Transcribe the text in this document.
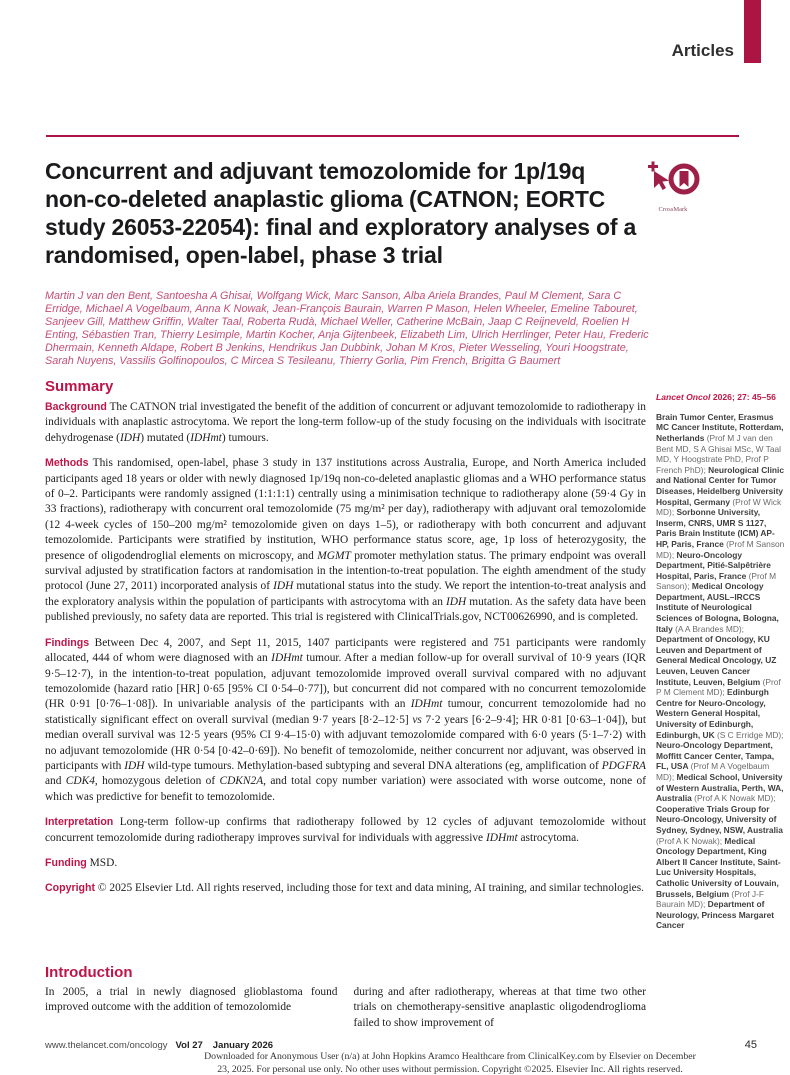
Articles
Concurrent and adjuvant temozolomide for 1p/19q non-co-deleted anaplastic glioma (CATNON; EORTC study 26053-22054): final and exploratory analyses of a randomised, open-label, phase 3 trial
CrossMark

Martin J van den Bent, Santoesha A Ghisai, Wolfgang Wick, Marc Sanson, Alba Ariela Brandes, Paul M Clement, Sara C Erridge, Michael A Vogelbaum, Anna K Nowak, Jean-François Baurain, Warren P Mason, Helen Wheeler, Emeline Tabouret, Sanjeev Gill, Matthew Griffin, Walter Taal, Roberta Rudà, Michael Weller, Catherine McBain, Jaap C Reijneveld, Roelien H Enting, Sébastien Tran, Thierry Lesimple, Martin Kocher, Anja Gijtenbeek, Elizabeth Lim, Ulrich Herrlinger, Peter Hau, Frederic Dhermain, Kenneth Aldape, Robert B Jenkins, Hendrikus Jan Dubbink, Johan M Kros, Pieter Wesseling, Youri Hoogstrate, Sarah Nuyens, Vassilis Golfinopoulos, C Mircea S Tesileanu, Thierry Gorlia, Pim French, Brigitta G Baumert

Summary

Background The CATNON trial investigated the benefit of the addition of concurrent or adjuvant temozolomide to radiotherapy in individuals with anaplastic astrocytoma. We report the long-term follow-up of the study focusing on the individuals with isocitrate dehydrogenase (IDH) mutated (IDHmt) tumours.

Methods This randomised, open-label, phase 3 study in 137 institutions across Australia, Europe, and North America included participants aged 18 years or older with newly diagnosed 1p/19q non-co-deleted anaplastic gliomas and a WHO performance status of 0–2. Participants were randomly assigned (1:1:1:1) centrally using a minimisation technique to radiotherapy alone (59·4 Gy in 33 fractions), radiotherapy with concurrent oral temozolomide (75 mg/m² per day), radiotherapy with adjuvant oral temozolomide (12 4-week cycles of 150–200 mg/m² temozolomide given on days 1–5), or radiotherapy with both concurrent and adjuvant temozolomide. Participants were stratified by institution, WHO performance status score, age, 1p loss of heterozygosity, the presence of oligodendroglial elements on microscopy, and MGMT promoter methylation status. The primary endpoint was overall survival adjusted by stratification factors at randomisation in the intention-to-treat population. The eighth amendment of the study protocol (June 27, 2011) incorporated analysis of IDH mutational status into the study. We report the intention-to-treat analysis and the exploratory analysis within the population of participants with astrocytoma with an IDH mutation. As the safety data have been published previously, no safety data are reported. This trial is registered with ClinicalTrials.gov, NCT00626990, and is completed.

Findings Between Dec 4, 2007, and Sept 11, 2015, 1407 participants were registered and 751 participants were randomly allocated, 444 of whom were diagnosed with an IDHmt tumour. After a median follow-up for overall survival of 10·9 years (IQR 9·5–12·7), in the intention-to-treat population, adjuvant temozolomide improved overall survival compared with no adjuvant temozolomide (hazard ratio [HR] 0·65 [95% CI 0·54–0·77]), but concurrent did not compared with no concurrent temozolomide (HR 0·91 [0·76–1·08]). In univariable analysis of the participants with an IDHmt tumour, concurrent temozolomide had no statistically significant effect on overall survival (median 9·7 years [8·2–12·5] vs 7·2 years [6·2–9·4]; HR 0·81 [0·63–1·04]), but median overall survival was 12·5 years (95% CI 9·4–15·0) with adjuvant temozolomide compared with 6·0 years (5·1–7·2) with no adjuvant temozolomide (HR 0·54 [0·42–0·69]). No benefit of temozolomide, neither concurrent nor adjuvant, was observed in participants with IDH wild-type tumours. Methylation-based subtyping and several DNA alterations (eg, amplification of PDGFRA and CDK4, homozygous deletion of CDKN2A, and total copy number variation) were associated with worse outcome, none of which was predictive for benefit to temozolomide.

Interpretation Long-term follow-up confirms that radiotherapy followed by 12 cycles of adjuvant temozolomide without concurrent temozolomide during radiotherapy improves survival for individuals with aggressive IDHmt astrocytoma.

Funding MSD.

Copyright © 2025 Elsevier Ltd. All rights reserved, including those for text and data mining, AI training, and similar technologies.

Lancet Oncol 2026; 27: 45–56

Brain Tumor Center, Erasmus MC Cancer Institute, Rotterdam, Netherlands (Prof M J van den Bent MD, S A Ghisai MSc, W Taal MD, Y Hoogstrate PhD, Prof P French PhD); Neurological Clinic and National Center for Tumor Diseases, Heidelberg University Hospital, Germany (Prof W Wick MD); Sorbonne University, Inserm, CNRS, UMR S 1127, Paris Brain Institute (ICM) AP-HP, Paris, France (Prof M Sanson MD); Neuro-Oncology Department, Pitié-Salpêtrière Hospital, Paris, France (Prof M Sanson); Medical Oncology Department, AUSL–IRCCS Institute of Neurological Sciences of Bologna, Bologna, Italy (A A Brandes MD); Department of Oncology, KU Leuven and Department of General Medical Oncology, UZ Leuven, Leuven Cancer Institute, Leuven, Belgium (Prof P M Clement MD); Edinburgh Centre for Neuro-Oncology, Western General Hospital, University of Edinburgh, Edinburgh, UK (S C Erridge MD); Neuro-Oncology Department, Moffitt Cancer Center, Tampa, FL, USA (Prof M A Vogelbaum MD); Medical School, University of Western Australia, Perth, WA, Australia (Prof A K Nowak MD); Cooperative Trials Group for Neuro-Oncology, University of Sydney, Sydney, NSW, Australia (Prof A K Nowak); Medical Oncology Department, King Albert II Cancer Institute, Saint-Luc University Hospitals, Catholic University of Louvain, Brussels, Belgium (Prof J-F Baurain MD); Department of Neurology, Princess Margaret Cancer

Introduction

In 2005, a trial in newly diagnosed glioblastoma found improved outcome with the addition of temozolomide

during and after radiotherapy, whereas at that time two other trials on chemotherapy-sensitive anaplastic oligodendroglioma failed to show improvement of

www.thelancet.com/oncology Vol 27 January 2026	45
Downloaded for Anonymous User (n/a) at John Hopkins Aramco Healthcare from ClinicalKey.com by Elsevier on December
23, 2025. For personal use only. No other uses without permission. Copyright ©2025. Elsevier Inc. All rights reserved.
==
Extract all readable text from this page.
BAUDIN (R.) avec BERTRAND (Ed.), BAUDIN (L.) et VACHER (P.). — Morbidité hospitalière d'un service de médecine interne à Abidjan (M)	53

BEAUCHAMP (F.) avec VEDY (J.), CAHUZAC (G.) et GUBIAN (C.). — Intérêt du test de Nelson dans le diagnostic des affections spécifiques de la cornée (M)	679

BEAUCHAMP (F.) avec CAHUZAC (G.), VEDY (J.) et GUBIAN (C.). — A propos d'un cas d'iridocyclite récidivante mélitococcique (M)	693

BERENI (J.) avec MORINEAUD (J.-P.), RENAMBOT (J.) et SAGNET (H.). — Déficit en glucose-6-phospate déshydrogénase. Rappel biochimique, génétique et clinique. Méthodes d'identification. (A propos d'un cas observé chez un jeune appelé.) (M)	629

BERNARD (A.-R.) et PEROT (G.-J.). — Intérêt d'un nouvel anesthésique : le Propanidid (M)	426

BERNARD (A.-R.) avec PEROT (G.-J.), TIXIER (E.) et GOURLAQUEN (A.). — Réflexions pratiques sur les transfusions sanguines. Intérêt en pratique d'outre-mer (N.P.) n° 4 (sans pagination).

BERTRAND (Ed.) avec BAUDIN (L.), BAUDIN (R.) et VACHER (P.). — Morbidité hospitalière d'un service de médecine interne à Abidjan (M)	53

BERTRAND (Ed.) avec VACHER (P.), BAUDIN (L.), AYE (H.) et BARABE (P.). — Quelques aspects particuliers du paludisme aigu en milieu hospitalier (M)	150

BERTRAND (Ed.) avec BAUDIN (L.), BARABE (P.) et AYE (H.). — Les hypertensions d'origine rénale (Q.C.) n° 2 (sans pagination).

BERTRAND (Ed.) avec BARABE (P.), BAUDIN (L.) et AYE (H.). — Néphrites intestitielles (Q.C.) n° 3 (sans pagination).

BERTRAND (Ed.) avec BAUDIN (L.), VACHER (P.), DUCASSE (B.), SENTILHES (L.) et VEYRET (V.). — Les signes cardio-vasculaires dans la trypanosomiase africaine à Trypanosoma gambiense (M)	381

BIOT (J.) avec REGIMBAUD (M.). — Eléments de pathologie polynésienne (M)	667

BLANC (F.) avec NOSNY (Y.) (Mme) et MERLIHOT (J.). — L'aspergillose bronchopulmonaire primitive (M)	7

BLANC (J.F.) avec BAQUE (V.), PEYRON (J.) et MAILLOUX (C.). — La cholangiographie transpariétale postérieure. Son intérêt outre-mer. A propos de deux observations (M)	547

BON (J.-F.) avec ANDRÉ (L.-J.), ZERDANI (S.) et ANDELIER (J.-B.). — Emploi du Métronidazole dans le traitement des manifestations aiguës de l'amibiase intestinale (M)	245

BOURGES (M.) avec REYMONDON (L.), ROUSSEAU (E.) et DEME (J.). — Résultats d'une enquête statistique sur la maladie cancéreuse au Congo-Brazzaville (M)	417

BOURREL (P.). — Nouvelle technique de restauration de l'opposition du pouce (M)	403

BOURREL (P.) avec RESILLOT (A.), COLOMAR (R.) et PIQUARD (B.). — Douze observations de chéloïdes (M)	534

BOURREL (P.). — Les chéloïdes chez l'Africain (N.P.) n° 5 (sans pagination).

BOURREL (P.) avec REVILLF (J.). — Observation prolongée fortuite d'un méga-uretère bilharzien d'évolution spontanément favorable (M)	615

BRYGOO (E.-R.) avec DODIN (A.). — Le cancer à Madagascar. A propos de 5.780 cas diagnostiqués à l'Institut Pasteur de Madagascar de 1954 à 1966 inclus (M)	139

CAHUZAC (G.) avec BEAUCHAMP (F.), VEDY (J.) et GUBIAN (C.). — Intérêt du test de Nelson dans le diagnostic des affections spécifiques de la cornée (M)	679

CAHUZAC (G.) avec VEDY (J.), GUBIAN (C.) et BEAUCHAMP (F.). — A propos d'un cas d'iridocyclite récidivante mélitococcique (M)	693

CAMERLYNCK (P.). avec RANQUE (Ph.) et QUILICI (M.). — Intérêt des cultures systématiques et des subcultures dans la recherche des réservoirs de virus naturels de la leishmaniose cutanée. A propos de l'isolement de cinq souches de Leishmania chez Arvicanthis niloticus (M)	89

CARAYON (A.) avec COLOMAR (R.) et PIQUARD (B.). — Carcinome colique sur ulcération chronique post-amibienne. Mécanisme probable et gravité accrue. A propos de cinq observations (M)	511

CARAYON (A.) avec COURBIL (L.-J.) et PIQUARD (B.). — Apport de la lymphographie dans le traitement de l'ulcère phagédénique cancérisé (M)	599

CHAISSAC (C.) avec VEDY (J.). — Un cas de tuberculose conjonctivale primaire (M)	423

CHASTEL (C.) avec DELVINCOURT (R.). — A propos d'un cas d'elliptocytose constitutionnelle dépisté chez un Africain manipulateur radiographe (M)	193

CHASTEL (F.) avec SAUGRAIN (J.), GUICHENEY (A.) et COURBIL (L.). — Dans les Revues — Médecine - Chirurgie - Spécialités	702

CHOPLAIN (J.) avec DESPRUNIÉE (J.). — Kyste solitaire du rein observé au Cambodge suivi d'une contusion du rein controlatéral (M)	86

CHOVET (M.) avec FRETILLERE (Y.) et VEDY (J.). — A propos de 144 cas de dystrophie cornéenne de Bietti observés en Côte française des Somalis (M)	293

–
==
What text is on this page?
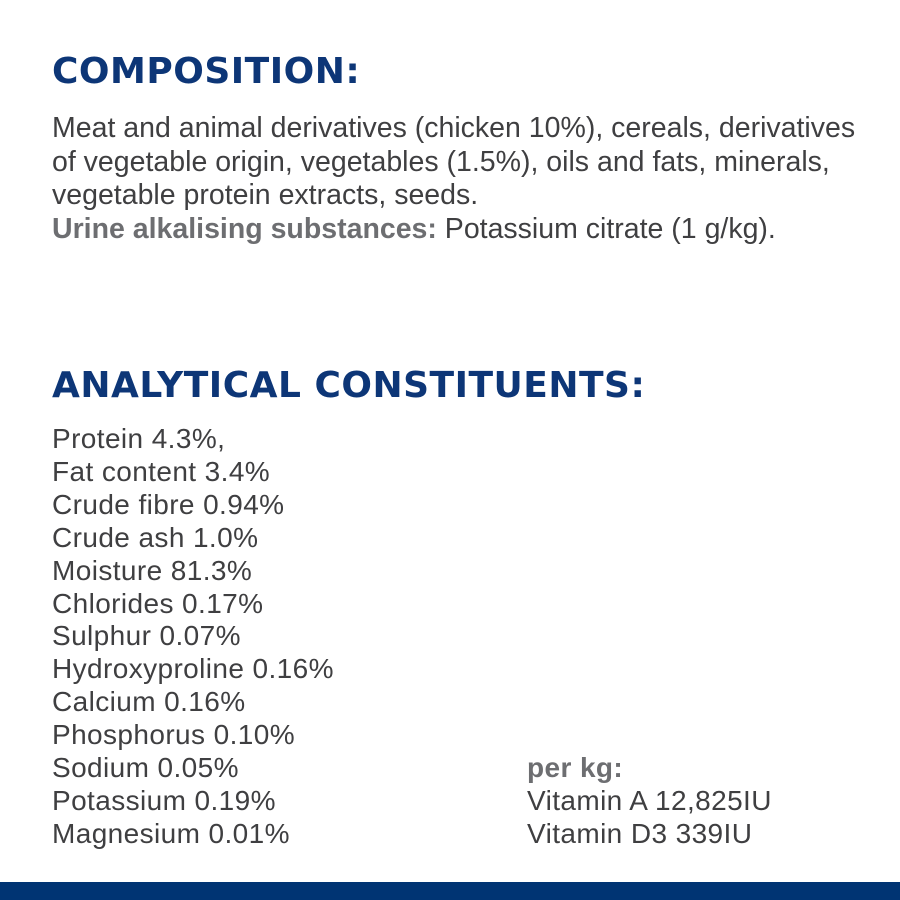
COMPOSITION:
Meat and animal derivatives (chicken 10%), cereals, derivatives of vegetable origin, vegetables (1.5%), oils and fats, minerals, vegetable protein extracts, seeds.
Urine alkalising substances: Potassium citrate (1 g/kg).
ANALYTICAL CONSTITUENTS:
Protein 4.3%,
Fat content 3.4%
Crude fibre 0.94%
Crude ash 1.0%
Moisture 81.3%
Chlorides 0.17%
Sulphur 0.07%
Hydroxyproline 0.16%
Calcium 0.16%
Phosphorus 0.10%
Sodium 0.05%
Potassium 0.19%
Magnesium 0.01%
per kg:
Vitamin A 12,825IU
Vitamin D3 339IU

* _Task requirements_: Scan the listing for the string "Nelson". Copy each line that has it.

* _Finished exercise_:
BEAUCHAMP (F.) avec VEDY (J.), CAHUZAC (G.) et GUBIAN (C.). — Intérêt du test de Nelson dans le diagnostic des affections spécifiques de la cornée (M)	679
CAHUZAC (G.) avec BEAUCHAMP (F.), VEDY (J.) et GUBIAN (C.). — Intérêt du test de Nelson dans le diagnostic des affections spécifiques de la cornée (M)	679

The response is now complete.